AIM OF THE EXERCISE = Could you write out every record below exactly, leaving out any pictures?

-- BEGIN DATA FOR THE TASK --

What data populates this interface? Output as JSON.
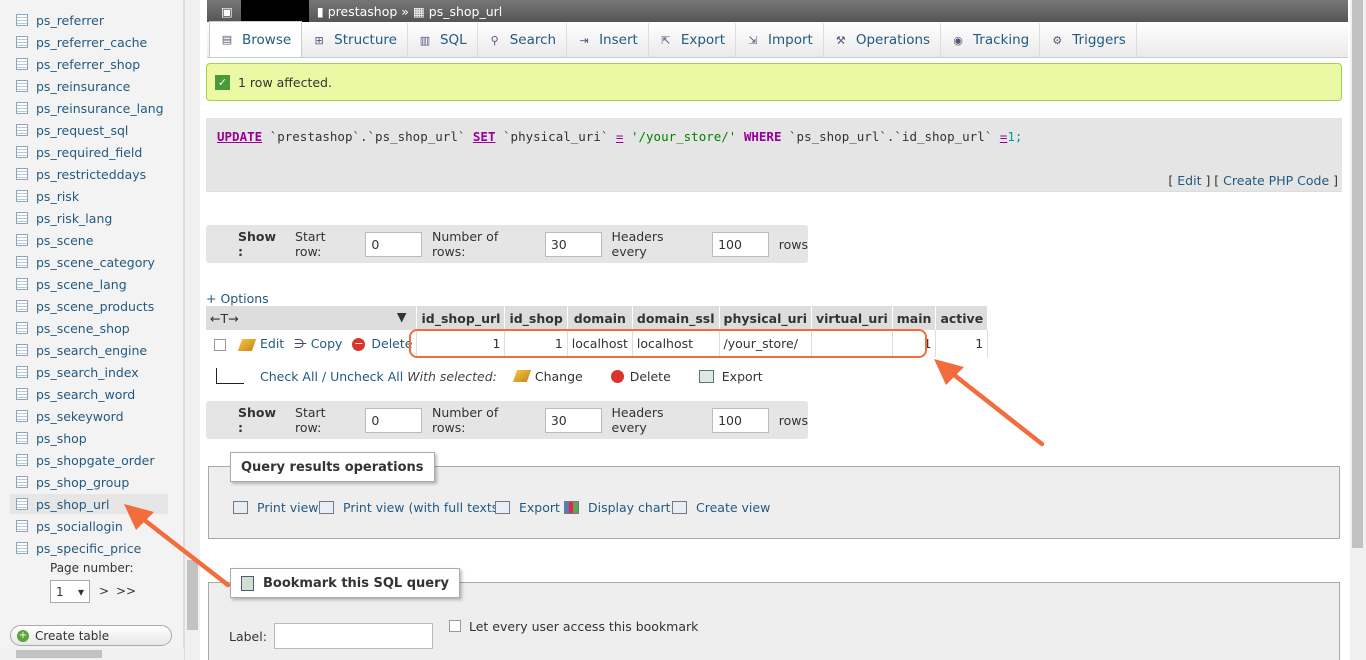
{
  "sidebar": {
    "items": [
      {
        "label": "ps_referrer"
      },
      {
        "label": "ps_referrer_cache"
      },
      {
        "label": "ps_referrer_shop"
      },
      {
        "label": "ps_reinsurance"
      },
      {
        "label": "ps_reinsurance_lang"
      },
      {
        "label": "ps_request_sql"
      },
      {
        "label": "ps_required_field"
      },
      {
        "label": "ps_restricteddays"
      },
      {
        "label": "ps_risk"
      },
      {
        "label": "ps_risk_lang"
      },
      {
        "label": "ps_scene"
      },
      {
        "label": "ps_scene_category"
      },
      {
        "label": "ps_scene_lang"
      },
      {
        "label": "ps_scene_products"
      },
      {
        "label": "ps_scene_shop"
      },
      {
        "label": "ps_search_engine"
      },
      {
        "label": "ps_search_index"
      },
      {
        "label": "ps_search_word"
      },
      {
        "label": "ps_sekeyword"
      },
      {
        "label": "ps_shop"
      },
      {
        "label": "ps_shopgate_order"
      },
      {
        "label": "ps_shop_group"
      },
      {
        "label": "ps_shop_url"
      },
      {
        "label": "ps_sociallogin"
      },
      {
        "label": "ps_specific_price"
      }
    ],
    "active_item": "ps_shop_url",
    "page_number_label": "Page number:",
    "page_number_value": "1",
    "next_label": ">",
    "last_label": ">>",
    "create_table_label": "Create table"
  },
  "breadcrumb": {
    "database": "prestashop",
    "separator": "»",
    "table": "ps_shop_url"
  },
  "tabs": [
    {
      "label": "Browse",
      "icon": "table-icon"
    },
    {
      "label": "Structure",
      "icon": "structure-icon"
    },
    {
      "label": "SQL",
      "icon": "sql-icon"
    },
    {
      "label": "Search",
      "icon": "search-icon"
    },
    {
      "label": "Insert",
      "icon": "insert-icon"
    },
    {
      "label": "Export",
      "icon": "export-icon"
    },
    {
      "label": "Import",
      "icon": "import-icon"
    },
    {
      "label": "Operations",
      "icon": "wrench-icon"
    },
    {
      "label": "Tracking",
      "icon": "eye-icon"
    },
    {
      "label": "Triggers",
      "icon": "triggers-icon"
    }
  ],
  "message": {
    "text": "1 row affected."
  },
  "sql": {
    "kw_update": "UPDATE",
    "db": "`prestashop`",
    "dot": ".",
    "table": "`ps_shop_url`",
    "kw_set": "SET",
    "col": "`physical_uri`",
    "eq": "=",
    "value": "'/your_store/'",
    "kw_where": "WHERE",
    "where_table": "`ps_shop_url`",
    "where_col": "`id_shop_url`",
    "eq2": "=",
    "num": "1",
    "end": ";",
    "edit_label": "Edit",
    "php_label": "Create PHP Code"
  },
  "show_bar": {
    "show_label": "Show :",
    "start_row_label": "Start row:",
    "start_row_value": "0",
    "num_rows_label": "Number of rows:",
    "num_rows_value": "30",
    "headers_every_label": "Headers every",
    "headers_every_value": "100",
    "rows_label": "rows"
  },
  "options_label": "+ Options",
  "sort_arrows": "←T→",
  "table": {
    "columns": [
      "id_shop_url",
      "id_shop",
      "domain",
      "domain_ssl",
      "physical_uri",
      "virtual_uri",
      "main",
      "active"
    ],
    "row": {
      "edit": "Edit",
      "copy": "Copy",
      "delete": "Delete",
      "cells": [
        "1",
        "1",
        "localhost",
        "localhost",
        "/your_store/",
        "",
        "1",
        "1"
      ]
    }
  },
  "with_selected": {
    "check_all": "Check All / Uncheck All",
    "with_selected": "With selected:",
    "change": "Change",
    "delete": "Delete",
    "export": "Export"
  },
  "query_ops": {
    "legend": "Query results operations",
    "print_view": "Print view",
    "print_view_full": "Print view (with full texts)",
    "export": "Export",
    "display_chart": "Display chart",
    "create_view": "Create view"
  },
  "bookmark": {
    "legend": "Bookmark this SQL query",
    "label_label": "Label:",
    "label_value": "",
    "share_label": "Let every user access this bookmark"
  },
  "colors": {
    "link": "#235a81",
    "highlight": "#f26c3c",
    "success_bg": "#ebf8a4"
  }
}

-- END DATA FOR THE TASK --

OUTPUT BELOW =
What data populates this interface? Output as JSON.
{
  "sidebar": {
    "items": [
      {
        "label": "ps_referrer"
      },
      {
        "label": "ps_referrer_cache"
      },
      {
        "label": "ps_referrer_shop"
      },
      {
        "label": "ps_reinsurance"
      },
      {
        "label": "ps_reinsurance_lang"
      },
      {
        "label": "ps_request_sql"
      },
      {
        "label": "ps_required_field"
      },
      {
        "label": "ps_restricteddays"
      },
      {
        "label": "ps_risk"
      },
      {
        "label": "ps_risk_lang"
      },
      {
        "label": "ps_scene"
      },
      {
        "label": "ps_scene_category"
      },
      {
        "label": "ps_scene_lang"
      },
      {
        "label": "ps_scene_products"
      },
      {
        "label": "ps_scene_shop"
      },
      {
        "label": "ps_search_engine"
      },
      {
        "label": "ps_search_index"
      },
      {
        "label": "ps_search_word"
      },
      {
        "label": "ps_sekeyword"
      },
      {
        "label": "ps_shop"
      },
      {
        "label": "ps_shopgate_order"
      },
      {
        "label": "ps_shop_group"
      },
      {
        "label": "ps_shop_url"
      },
      {
        "label": "ps_sociallogin"
      },
      {
        "label": "ps_specific_price"
      }
    ],
    "active_item": "ps_shop_url",
    "page_number_label": "Page number:",
    "page_number_value": "1",
    "next_label": ">",
    "last_label": ">>",
    "create_table_label": "Create table"
  },
  "breadcrumb": {
    "database": "prestashop",
    "separator": "»",
    "table": "ps_shop_url"
  },
  "tabs": [
    {
      "label": "Browse",
      "icon": "table-icon"
    },
    {
      "label": "Structure",
      "icon": "structure-icon"
    },
    {
      "label": "SQL",
      "icon": "sql-icon"
    },
    {
      "label": "Search",
      "icon": "search-icon"
    },
    {
      "label": "Insert",
      "icon": "insert-icon"
    },
    {
      "label": "Export",
      "icon": "export-icon"
    },
    {
      "label": "Import",
      "icon": "import-icon"
    },
    {
      "label": "Operations",
      "icon": "wrench-icon"
    },
    {
      "label": "Tracking",
      "icon": "eye-icon"
    },
    {
      "label": "Triggers",
      "icon": "triggers-icon"
    }
  ],
  "message": {
    "text": "1 row affected."
  },
  "sql": {
    "kw_update": "UPDATE",
    "db": "`prestashop`",
    "dot": ".",
    "table": "`ps_shop_url`",
    "kw_set": "SET",
    "col": "`physical_uri`",
    "eq": "=",
    "value": "'/your_store/'",
    "kw_where": "WHERE",
    "where_table": "`ps_shop_url`",
    "where_col": "`id_shop_url`",
    "eq2": "=",
    "num": "1",
    "end": ";",
    "edit_label": "Edit",
    "php_label": "Create PHP Code"
  },
  "show_bar": {
    "show_label": "Show :",
    "start_row_label": "Start row:",
    "start_row_value": "0",
    "num_rows_label": "Number of rows:",
    "num_rows_value": "30",
    "headers_every_label": "Headers every",
    "headers_every_value": "100",
    "rows_label": "rows"
  },
  "options_label": "+ Options",
  "sort_arrows": "←T→",
  "table": {
    "columns": [
      "id_shop_url",
      "id_shop",
      "domain",
      "domain_ssl",
      "physical_uri",
      "virtual_uri",
      "main",
      "active"
    ],
    "row": {
      "edit": "Edit",
      "copy": "Copy",
      "delete": "Delete",
      "cells": [
        "1",
        "1",
        "localhost",
        "localhost",
        "/your_store/",
        "",
        "1",
        "1"
      ]
    }
  },
  "with_selected": {
    "check_all": "Check All / Uncheck All",
    "with_selected": "With selected:",
    "change": "Change",
    "delete": "Delete",
    "export": "Export"
  },
  "query_ops": {
    "legend": "Query results operations",
    "print_view": "Print view",
    "print_view_full": "Print view (with full texts)",
    "export": "Export",
    "display_chart": "Display chart",
    "create_view": "Create view"
  },
  "bookmark": {
    "legend": "Bookmark this SQL query",
    "label_label": "Label:",
    "label_value": "",
    "share_label": "Let every user access this bookmark"
  },
  "colors": {
    "link": "#235a81",
    "highlight": "#f26c3c",
    "success_bg": "#ebf8a4"
  }
}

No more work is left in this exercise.